■ Given data ■
_____

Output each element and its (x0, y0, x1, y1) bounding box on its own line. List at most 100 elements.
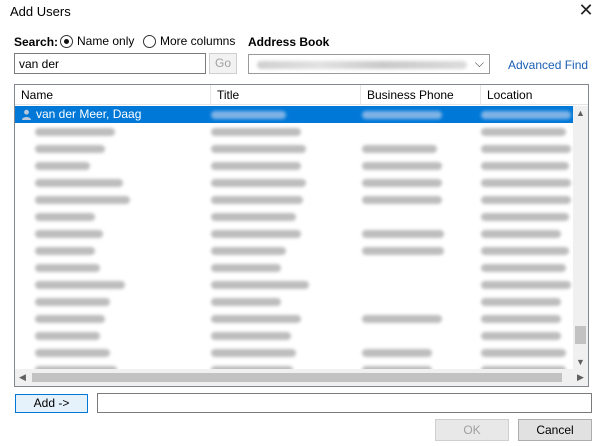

_____

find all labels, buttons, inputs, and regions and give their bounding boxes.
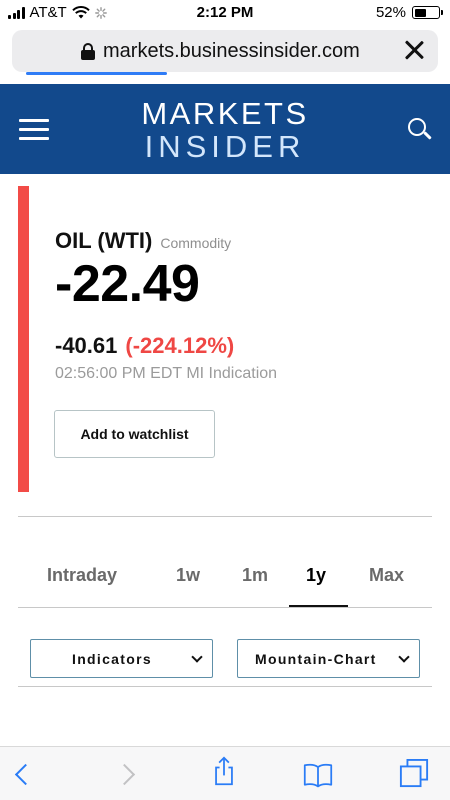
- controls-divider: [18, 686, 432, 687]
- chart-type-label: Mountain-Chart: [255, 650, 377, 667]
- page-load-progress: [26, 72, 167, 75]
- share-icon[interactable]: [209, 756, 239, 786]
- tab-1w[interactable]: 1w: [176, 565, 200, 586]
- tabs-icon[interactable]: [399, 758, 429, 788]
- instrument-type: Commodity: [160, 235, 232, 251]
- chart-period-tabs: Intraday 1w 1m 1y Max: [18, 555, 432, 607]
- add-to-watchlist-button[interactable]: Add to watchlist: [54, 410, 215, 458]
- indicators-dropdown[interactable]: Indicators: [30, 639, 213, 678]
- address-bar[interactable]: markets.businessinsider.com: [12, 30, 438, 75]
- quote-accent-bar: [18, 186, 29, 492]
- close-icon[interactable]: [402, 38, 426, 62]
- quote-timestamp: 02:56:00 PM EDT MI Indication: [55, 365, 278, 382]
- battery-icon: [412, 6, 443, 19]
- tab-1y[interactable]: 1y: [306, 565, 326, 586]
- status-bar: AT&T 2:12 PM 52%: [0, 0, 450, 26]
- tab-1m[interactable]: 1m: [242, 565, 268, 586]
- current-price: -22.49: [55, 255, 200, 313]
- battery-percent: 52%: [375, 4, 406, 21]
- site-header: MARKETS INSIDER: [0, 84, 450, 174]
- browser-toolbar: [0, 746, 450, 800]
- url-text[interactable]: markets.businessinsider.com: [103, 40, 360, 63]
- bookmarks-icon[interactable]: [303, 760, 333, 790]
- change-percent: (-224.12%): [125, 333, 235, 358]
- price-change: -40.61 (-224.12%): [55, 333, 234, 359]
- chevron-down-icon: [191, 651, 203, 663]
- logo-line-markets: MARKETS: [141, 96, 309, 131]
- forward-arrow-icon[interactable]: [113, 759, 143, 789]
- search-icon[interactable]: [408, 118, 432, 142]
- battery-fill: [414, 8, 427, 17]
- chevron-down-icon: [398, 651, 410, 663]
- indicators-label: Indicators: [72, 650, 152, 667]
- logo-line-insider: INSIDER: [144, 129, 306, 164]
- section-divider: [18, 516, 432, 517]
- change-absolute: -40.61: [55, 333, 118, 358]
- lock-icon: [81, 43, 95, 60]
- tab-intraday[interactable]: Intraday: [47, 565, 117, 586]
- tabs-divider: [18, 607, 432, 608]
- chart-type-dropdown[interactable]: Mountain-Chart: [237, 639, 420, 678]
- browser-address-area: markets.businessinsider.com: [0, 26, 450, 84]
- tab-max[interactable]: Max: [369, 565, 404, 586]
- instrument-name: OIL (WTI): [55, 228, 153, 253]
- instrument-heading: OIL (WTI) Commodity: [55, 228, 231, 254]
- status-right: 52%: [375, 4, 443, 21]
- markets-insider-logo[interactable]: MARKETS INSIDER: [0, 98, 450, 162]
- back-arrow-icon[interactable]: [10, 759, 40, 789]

_____

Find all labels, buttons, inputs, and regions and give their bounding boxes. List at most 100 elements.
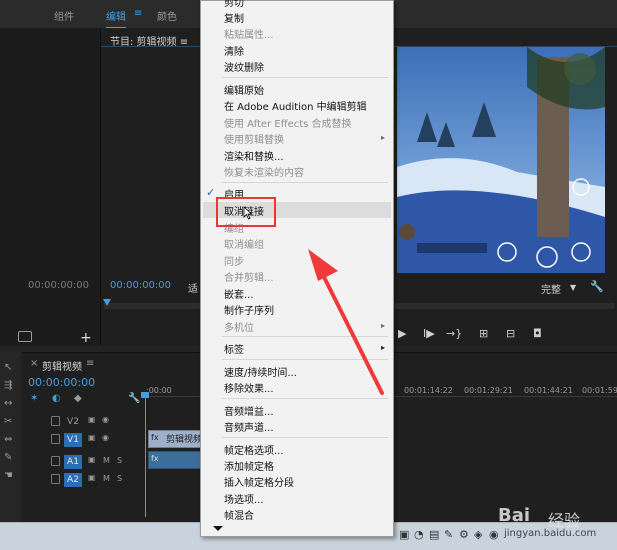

_____

■ Problem description ■
Please list every line in the records above that contains the string "chart", with uppercase and lowercase treated as different.

■ Reply ■
- chart-type-label: Mountain-Chart: [255, 650, 377, 667]
- chart-period-tabs: Intraday 1w 1m 1y Max: [18, 555, 432, 607]
- chart-type-dropdown[interactable]: Mountain-Chart: [237, 639, 420, 678]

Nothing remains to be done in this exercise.